> **WHAT IS ASKED**
Copy the records below exactly as they appear.

(Figure record extracts)
--------------------------------------------------
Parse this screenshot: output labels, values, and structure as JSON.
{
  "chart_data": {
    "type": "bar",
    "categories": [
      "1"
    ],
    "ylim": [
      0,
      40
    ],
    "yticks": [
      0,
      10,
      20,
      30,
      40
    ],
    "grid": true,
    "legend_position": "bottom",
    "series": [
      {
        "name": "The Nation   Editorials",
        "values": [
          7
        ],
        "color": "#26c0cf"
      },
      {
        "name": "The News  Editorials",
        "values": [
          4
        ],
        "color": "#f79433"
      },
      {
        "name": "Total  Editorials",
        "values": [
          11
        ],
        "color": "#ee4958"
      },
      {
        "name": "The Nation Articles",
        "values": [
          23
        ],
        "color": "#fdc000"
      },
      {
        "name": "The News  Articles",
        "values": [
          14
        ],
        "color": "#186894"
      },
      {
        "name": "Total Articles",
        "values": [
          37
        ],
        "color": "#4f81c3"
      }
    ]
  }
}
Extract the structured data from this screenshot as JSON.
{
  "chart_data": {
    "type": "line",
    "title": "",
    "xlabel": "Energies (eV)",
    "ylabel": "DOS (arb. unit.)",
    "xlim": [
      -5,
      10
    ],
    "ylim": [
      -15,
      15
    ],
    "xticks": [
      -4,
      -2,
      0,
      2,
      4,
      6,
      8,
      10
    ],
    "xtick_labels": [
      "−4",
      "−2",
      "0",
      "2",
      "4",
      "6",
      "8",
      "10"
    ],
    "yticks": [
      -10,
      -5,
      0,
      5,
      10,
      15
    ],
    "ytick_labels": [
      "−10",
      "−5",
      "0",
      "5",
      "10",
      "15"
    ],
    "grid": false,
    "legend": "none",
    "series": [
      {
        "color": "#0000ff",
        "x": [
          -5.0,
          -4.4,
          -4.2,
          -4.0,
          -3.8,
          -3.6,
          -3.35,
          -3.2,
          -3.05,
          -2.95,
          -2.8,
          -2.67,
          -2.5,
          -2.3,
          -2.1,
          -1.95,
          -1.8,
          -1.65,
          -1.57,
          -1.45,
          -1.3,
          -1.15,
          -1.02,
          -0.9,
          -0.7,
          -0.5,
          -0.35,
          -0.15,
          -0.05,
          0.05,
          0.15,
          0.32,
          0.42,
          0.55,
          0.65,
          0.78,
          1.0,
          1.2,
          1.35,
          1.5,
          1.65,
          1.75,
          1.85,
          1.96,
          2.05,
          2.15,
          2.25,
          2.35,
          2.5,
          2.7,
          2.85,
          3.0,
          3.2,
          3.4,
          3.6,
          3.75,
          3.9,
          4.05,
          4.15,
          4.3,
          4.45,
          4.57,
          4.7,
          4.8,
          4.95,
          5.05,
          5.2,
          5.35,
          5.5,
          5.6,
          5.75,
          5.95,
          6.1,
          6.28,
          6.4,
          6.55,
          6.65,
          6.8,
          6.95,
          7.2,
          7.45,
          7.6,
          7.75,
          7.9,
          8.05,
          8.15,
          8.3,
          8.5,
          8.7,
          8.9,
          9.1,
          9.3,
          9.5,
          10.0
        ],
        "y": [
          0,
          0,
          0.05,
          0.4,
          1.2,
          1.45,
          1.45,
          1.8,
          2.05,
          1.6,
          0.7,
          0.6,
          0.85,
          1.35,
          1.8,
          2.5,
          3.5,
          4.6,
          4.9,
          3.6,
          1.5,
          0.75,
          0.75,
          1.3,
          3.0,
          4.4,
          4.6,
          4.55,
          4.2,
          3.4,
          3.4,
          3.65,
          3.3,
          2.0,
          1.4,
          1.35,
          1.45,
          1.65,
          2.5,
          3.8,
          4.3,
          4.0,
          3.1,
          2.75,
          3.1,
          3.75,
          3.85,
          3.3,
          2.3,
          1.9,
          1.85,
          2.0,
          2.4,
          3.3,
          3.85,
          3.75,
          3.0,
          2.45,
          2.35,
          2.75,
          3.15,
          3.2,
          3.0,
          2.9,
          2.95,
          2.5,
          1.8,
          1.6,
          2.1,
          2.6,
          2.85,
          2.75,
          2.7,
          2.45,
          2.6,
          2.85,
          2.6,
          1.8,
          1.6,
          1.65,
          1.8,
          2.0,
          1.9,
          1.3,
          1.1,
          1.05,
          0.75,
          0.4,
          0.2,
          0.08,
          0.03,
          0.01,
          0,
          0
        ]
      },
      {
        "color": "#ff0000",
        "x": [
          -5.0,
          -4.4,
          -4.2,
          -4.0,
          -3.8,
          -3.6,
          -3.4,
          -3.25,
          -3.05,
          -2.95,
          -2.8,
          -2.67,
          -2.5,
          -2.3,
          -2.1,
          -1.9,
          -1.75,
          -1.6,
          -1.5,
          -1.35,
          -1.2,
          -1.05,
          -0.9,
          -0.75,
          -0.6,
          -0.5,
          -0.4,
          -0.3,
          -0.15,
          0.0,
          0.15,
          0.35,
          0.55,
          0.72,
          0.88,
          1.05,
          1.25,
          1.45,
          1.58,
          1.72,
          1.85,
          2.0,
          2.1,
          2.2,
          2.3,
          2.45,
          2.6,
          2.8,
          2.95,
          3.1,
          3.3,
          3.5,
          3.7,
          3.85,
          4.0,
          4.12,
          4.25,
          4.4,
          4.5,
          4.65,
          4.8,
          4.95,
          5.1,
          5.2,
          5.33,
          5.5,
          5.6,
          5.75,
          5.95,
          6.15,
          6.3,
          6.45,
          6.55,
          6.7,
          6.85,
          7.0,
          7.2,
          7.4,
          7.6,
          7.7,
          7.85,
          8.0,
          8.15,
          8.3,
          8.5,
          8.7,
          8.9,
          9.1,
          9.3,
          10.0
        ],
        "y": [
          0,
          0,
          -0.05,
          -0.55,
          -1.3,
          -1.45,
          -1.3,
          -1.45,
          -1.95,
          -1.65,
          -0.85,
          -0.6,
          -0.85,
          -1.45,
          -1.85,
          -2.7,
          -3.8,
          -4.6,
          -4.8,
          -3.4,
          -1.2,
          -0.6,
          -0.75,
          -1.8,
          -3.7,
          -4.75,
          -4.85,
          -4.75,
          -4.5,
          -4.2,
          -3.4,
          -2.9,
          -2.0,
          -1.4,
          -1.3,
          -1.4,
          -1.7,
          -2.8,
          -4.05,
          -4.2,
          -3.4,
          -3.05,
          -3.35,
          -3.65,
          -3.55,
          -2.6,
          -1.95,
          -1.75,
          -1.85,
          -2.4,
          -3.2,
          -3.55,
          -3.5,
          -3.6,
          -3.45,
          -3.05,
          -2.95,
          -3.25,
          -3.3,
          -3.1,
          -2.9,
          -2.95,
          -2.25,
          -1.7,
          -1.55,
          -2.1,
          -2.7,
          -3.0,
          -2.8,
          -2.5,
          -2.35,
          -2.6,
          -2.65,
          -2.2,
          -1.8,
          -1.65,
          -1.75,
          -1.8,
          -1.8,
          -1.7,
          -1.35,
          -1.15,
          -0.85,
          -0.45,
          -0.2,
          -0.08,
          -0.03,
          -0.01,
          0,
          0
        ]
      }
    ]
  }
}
--------------------------------------------------
> **OUTPUT FOR THIS TASK**
Parse this screenshot: output labels, values, and structure as JSON.
{
  "chart_data": {
    "type": "bar",
    "categories": [
      "1"
    ],
    "ylim": [
      0,
      40
    ],
    "yticks": [
      0,
      10,
      20,
      30,
      40
    ],
    "grid": true,
    "legend_position": "bottom",
    "series": [
      {
        "name": "The Nation   Editorials",
        "values": [
          7
        ],
        "color": "#26c0cf"
      },
      {
        "name": "The News  Editorials",
        "values": [
          4
        ],
        "color": "#f79433"
      },
      {
        "name": "Total  Editorials",
        "values": [
          11
        ],
        "color": "#ee4958"
      },
      {
        "name": "The Nation Articles",
        "values": [
          23
        ],
        "color": "#fdc000"
      },
      {
        "name": "The News  Articles",
        "values": [
          14
        ],
        "color": "#186894"
      },
      {
        "name": "Total Articles",
        "values": [
          37
        ],
        "color": "#4f81c3"
      }
    ]
  }
}
Extract the structured data from this screenshot as JSON.
{
  "chart_data": {
    "type": "line",
    "title": "",
    "xlabel": "Energies (eV)",
    "ylabel": "DOS (arb. unit.)",
    "xlim": [
      -5,
      10
    ],
    "ylim": [
      -15,
      15
    ],
    "xticks": [
      -4,
      -2,
      0,
      2,
      4,
      6,
      8,
      10
    ],
    "xtick_labels": [
      "−4",
      "−2",
      "0",
      "2",
      "4",
      "6",
      "8",
      "10"
    ],
    "yticks": [
      -10,
      -5,
      0,
      5,
      10,
      15
    ],
    "ytick_labels": [
      "−10",
      "−5",
      "0",
      "5",
      "10",
      "15"
    ],
    "grid": false,
    "legend": "none",
    "series": [
      {
        "color": "#0000ff",
        "x": [
          -5.0,
          -4.4,
          -4.2,
          -4.0,
          -3.8,
          -3.6,
          -3.35,
          -3.2,
          -3.05,
          -2.95,
          -2.8,
          -2.67,
          -2.5,
          -2.3,
          -2.1,
          -1.95,
          -1.8,
          -1.65,
          -1.57,
          -1.45,
          -1.3,
          -1.15,
          -1.02,
          -0.9,
          -0.7,
          -0.5,
          -0.35,
          -0.15,
          -0.05,
          0.05,
          0.15,
          0.32,
          0.42,
          0.55,
          0.65,
          0.78,
          1.0,
          1.2,
          1.35,
          1.5,
          1.65,
          1.75,
          1.85,
          1.96,
          2.05,
          2.15,
          2.25,
          2.35,
          2.5,
          2.7,
          2.85,
          3.0,
          3.2,
          3.4,
          3.6,
          3.75,
          3.9,
          4.05,
          4.15,
          4.3,
          4.45,
          4.57,
          4.7,
          4.8,
          4.95,
          5.05,
          5.2,
          5.35,
          5.5,
          5.6,
          5.75,
          5.95,
          6.1,
          6.28,
          6.4,
          6.55,
          6.65,
          6.8,
          6.95,
          7.2,
          7.45,
          7.6,
          7.75,
          7.9,
          8.05,
          8.15,
          8.3,
          8.5,
          8.7,
          8.9,
          9.1,
          9.3,
          9.5,
          10.0
        ],
        "y": [
          0,
          0,
          0.05,
          0.4,
          1.2,
          1.45,
          1.45,
          1.8,
          2.05,
          1.6,
          0.7,
          0.6,
          0.85,
          1.35,
          1.8,
          2.5,
          3.5,
          4.6,
          4.9,
          3.6,
          1.5,
          0.75,
          0.75,
          1.3,
          3.0,
          4.4,
          4.6,
          4.55,
          4.2,
          3.4,
          3.4,
          3.65,
          3.3,
          2.0,
          1.4,
          1.35,
          1.45,
          1.65,
          2.5,
          3.8,
          4.3,
          4.0,
          3.1,
          2.75,
          3.1,
          3.75,
          3.85,
          3.3,
          2.3,
          1.9,
          1.85,
          2.0,
          2.4,
          3.3,
          3.85,
          3.75,
          3.0,
          2.45,
          2.35,
          2.75,
          3.15,
          3.2,
          3.0,
          2.9,
          2.95,
          2.5,
          1.8,
          1.6,
          2.1,
          2.6,
          2.85,
          2.75,
          2.7,
          2.45,
          2.6,
          2.85,
          2.6,
          1.8,
          1.6,
          1.65,
          1.8,
          2.0,
          1.9,
          1.3,
          1.1,
          1.05,
          0.75,
          0.4,
          0.2,
          0.08,
          0.03,
          0.01,
          0,
          0
        ]
      },
      {
        "color": "#ff0000",
        "x": [
          -5.0,
          -4.4,
          -4.2,
          -4.0,
          -3.8,
          -3.6,
          -3.4,
          -3.25,
          -3.05,
          -2.95,
          -2.8,
          -2.67,
          -2.5,
          -2.3,
          -2.1,
          -1.9,
          -1.75,
          -1.6,
          -1.5,
          -1.35,
          -1.2,
          -1.05,
          -0.9,
          -0.75,
          -0.6,
          -0.5,
          -0.4,
          -0.3,
          -0.15,
          0.0,
          0.15,
          0.35,
          0.55,
          0.72,
          0.88,
          1.05,
          1.25,
          1.45,
          1.58,
          1.72,
          1.85,
          2.0,
          2.1,
          2.2,
          2.3,
          2.45,
          2.6,
          2.8,
          2.95,
          3.1,
          3.3,
          3.5,
          3.7,
          3.85,
          4.0,
          4.12,
          4.25,
          4.4,
          4.5,
          4.65,
          4.8,
          4.95,
          5.1,
          5.2,
          5.33,
          5.5,
          5.6,
          5.75,
          5.95,
          6.15,
          6.3,
          6.45,
          6.55,
          6.7,
          6.85,
          7.0,
          7.2,
          7.4,
          7.6,
          7.7,
          7.85,
          8.0,
          8.15,
          8.3,
          8.5,
          8.7,
          8.9,
          9.1,
          9.3,
          10.0
        ],
        "y": [
          0,
          0,
          -0.05,
          -0.55,
          -1.3,
          -1.45,
          -1.3,
          -1.45,
          -1.95,
          -1.65,
          -0.85,
          -0.6,
          -0.85,
          -1.45,
          -1.85,
          -2.7,
          -3.8,
          -4.6,
          -4.8,
          -3.4,
          -1.2,
          -0.6,
          -0.75,
          -1.8,
          -3.7,
          -4.75,
          -4.85,
          -4.75,
          -4.5,
          -4.2,
          -3.4,
          -2.9,
          -2.0,
          -1.4,
          -1.3,
          -1.4,
          -1.7,
          -2.8,
          -4.05,
          -4.2,
          -3.4,
          -3.05,
          -3.35,
          -3.65,
          -3.55,
          -2.6,
          -1.95,
          -1.75,
          -1.85,
          -2.4,
          -3.2,
          -3.55,
          -3.5,
          -3.6,
          -3.45,
          -3.05,
          -2.95,
          -3.25,
          -3.3,
          -3.1,
          -2.9,
          -2.95,
          -2.25,
          -1.7,
          -1.55,
          -2.1,
          -2.7,
          -3.0,
          -2.8,
          -2.5,
          -2.35,
          -2.6,
          -2.65,
          -2.2,
          -1.8,
          -1.65,
          -1.75,
          -1.8,
          -1.8,
          -1.7,
          -1.35,
          -1.15,
          -0.85,
          -0.45,
          -0.2,
          -0.08,
          -0.03,
          -0.01,
          0,
          0
        ]
      }
    ]
  }
}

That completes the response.